_Direction:_ Reproduce the entries word for word, and omit any picture you find in them.

(Dataset excerpt)

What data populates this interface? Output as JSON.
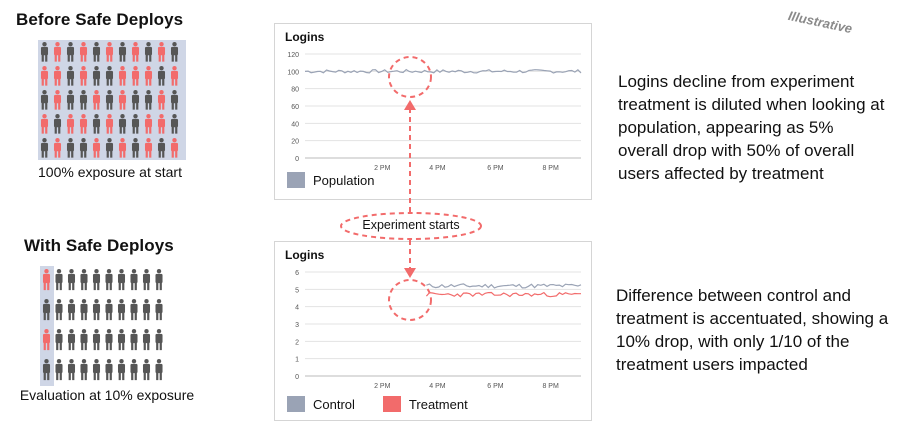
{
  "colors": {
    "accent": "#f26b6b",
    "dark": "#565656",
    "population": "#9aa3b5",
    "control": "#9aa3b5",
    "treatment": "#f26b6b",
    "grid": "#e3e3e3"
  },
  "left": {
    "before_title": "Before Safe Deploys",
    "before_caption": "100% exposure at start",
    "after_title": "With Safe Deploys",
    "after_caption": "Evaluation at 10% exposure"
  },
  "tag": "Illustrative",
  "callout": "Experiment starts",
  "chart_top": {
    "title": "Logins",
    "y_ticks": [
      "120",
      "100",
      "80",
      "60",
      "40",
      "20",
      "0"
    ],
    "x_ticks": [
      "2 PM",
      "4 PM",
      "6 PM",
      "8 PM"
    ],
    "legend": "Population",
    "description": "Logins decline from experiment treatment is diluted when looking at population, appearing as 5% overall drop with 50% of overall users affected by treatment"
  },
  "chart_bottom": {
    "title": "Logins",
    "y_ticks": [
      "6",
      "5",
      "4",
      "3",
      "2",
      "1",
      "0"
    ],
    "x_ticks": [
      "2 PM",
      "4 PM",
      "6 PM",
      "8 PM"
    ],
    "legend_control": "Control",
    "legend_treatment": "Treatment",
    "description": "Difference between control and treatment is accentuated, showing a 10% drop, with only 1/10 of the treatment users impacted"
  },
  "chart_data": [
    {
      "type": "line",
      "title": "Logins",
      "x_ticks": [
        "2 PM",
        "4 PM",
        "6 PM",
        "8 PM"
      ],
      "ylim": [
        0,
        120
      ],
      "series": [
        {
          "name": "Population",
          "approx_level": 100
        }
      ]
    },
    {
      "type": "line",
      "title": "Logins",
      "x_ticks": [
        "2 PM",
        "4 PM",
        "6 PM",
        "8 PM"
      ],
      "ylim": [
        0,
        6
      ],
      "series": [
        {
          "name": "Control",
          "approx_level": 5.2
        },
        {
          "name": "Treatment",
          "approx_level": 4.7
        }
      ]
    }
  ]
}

_Result for this task:_
What data populates this interface? Output as JSON.
{
  "colors": {
    "accent": "#f26b6b",
    "dark": "#565656",
    "population": "#9aa3b5",
    "control": "#9aa3b5",
    "treatment": "#f26b6b",
    "grid": "#e3e3e3"
  },
  "left": {
    "before_title": "Before Safe Deploys",
    "before_caption": "100% exposure at start",
    "after_title": "With Safe Deploys",
    "after_caption": "Evaluation at 10% exposure"
  },
  "tag": "Illustrative",
  "callout": "Experiment starts",
  "chart_top": {
    "title": "Logins",
    "y_ticks": [
      "120",
      "100",
      "80",
      "60",
      "40",
      "20",
      "0"
    ],
    "x_ticks": [
      "2 PM",
      "4 PM",
      "6 PM",
      "8 PM"
    ],
    "legend": "Population",
    "description": "Logins decline from experiment treatment is diluted when looking at population, appearing as 5% overall drop with 50% of overall users affected by treatment"
  },
  "chart_bottom": {
    "title": "Logins",
    "y_ticks": [
      "6",
      "5",
      "4",
      "3",
      "2",
      "1",
      "0"
    ],
    "x_ticks": [
      "2 PM",
      "4 PM",
      "6 PM",
      "8 PM"
    ],
    "legend_control": "Control",
    "legend_treatment": "Treatment",
    "description": "Difference between control and treatment is accentuated, showing a 10% drop, with only 1/10 of the treatment users impacted"
  },
  "chart_data": [
    {
      "type": "line",
      "title": "Logins",
      "x_ticks": [
        "2 PM",
        "4 PM",
        "6 PM",
        "8 PM"
      ],
      "ylim": [
        0,
        120
      ],
      "series": [
        {
          "name": "Population",
          "approx_level": 100
        }
      ]
    },
    {
      "type": "line",
      "title": "Logins",
      "x_ticks": [
        "2 PM",
        "4 PM",
        "6 PM",
        "8 PM"
      ],
      "ylim": [
        0,
        6
      ],
      "series": [
        {
          "name": "Control",
          "approx_level": 5.2
        },
        {
          "name": "Treatment",
          "approx_level": 4.7
        }
      ]
    }
  ]
}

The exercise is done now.